--- Start of Raw records ---
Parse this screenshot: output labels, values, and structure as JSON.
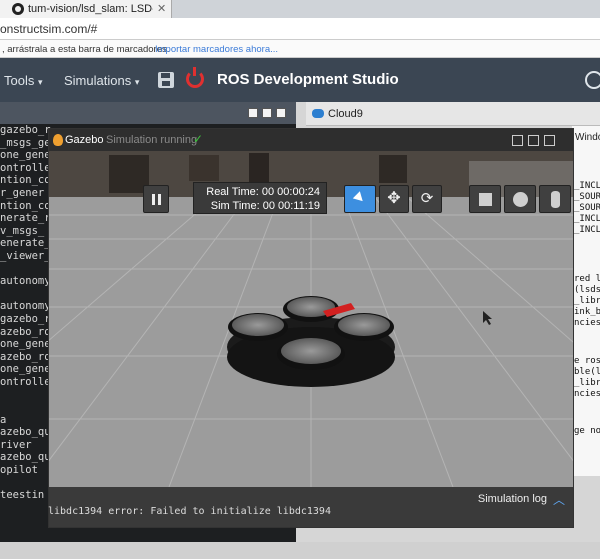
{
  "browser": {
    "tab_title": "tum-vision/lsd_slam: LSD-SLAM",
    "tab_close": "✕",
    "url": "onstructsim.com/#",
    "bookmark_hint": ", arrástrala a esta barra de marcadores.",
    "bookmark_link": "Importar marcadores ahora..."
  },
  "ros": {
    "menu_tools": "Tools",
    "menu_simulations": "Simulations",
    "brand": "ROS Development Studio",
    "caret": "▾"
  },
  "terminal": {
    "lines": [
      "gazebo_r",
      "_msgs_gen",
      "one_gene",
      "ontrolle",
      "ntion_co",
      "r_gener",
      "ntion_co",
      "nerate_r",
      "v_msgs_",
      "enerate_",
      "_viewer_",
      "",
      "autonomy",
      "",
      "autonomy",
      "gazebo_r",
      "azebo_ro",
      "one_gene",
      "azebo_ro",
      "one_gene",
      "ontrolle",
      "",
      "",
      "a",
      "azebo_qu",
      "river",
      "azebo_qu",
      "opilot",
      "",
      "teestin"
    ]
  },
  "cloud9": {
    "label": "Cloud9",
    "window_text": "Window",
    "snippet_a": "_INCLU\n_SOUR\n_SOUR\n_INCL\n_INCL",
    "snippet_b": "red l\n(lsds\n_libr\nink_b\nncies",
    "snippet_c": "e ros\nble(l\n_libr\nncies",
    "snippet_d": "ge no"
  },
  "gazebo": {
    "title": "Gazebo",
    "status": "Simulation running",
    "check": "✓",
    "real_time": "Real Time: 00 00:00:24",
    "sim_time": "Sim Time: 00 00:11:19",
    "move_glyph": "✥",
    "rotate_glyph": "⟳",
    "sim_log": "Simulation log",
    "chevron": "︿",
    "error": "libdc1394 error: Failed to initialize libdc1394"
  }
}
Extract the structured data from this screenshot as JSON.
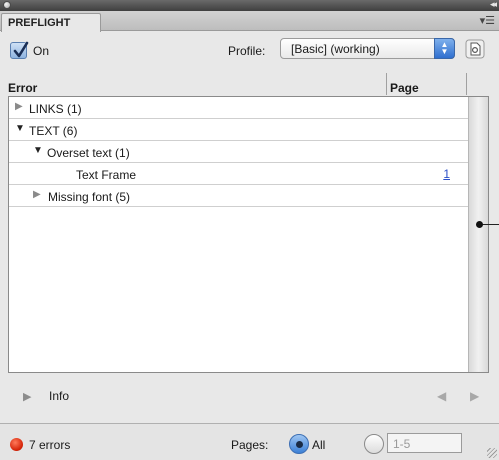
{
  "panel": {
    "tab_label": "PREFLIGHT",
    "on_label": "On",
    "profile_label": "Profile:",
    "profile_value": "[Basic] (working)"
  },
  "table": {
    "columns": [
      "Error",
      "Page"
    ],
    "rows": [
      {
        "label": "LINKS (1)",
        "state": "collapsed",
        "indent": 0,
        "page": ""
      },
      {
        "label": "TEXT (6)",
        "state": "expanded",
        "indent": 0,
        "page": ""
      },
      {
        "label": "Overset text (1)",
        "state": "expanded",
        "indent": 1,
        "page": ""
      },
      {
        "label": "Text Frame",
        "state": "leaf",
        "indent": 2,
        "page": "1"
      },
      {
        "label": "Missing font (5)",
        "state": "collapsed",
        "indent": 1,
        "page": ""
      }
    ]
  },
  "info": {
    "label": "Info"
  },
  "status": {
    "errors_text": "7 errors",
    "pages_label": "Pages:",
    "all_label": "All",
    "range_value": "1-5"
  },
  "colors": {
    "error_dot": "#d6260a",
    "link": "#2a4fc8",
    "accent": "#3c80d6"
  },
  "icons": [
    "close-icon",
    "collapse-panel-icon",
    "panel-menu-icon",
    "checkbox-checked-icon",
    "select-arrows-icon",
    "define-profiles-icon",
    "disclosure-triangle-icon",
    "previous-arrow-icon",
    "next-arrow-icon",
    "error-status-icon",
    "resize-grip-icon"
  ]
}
--- End of Raw records ---
Omit each picture, then return all of the listing exactly as it stands.

Parse this screenshot: output labels, values, and structure as JSON.
{
  "browser": {
    "tab_title": "tum-vision/lsd_slam: LSD-SLAM",
    "tab_close": "✕",
    "url": "onstructsim.com/#",
    "bookmark_hint": ", arrástrala a esta barra de marcadores.",
    "bookmark_link": "Importar marcadores ahora..."
  },
  "ros": {
    "menu_tools": "Tools",
    "menu_simulations": "Simulations",
    "brand": "ROS Development Studio",
    "caret": "▾"
  },
  "terminal": {
    "lines": [
      "gazebo_r",
      "_msgs_gen",
      "one_gene",
      "ontrolle",
      "ntion_co",
      "r_gener",
      "ntion_co",
      "nerate_r",
      "v_msgs_",
      "enerate_",
      "_viewer_",
      "",
      "autonomy",
      "",
      "autonomy",
      "gazebo_r",
      "azebo_ro",
      "one_gene",
      "azebo_ro",
      "one_gene",
      "ontrolle",
      "",
      "",
      "a",
      "azebo_qu",
      "river",
      "azebo_qu",
      "opilot",
      "",
      "teestin"
    ]
  },
  "cloud9": {
    "label": "Cloud9",
    "window_text": "Window",
    "snippet_a": "_INCLU\n_SOUR\n_SOUR\n_INCL\n_INCL",
    "snippet_b": "red l\n(lsds\n_libr\nink_b\nncies",
    "snippet_c": "e ros\nble(l\n_libr\nncies",
    "snippet_d": "ge no"
  },
  "gazebo": {
    "title": "Gazebo",
    "status": "Simulation running",
    "check": "✓",
    "real_time": "Real Time: 00 00:00:24",
    "sim_time": "Sim Time: 00 00:11:19",
    "move_glyph": "✥",
    "rotate_glyph": "⟳",
    "sim_log": "Simulation log",
    "chevron": "︿",
    "error": "libdc1394 error: Failed to initialize libdc1394"
  }
}
Extract the structured data from this screenshot as JSON.
{
  "panel": {
    "tab_label": "PREFLIGHT",
    "on_label": "On",
    "profile_label": "Profile:",
    "profile_value": "[Basic] (working)"
  },
  "table": {
    "columns": [
      "Error",
      "Page"
    ],
    "rows": [
      {
        "label": "LINKS (1)",
        "state": "collapsed",
        "indent": 0,
        "page": ""
      },
      {
        "label": "TEXT (6)",
        "state": "expanded",
        "indent": 0,
        "page": ""
      },
      {
        "label": "Overset text (1)",
        "state": "expanded",
        "indent": 1,
        "page": ""
      },
      {
        "label": "Text Frame",
        "state": "leaf",
        "indent": 2,
        "page": "1"
      },
      {
        "label": "Missing font (5)",
        "state": "collapsed",
        "indent": 1,
        "page": ""
      }
    ]
  },
  "info": {
    "label": "Info"
  },
  "status": {
    "errors_text": "7 errors",
    "pages_label": "Pages:",
    "all_label": "All",
    "range_value": "1-5"
  },
  "colors": {
    "error_dot": "#d6260a",
    "link": "#2a4fc8",
    "accent": "#3c80d6"
  },
  "icons": [
    "close-icon",
    "collapse-panel-icon",
    "panel-menu-icon",
    "checkbox-checked-icon",
    "select-arrows-icon",
    "define-profiles-icon",
    "disclosure-triangle-icon",
    "previous-arrow-icon",
    "next-arrow-icon",
    "error-status-icon",
    "resize-grip-icon"
  ]
}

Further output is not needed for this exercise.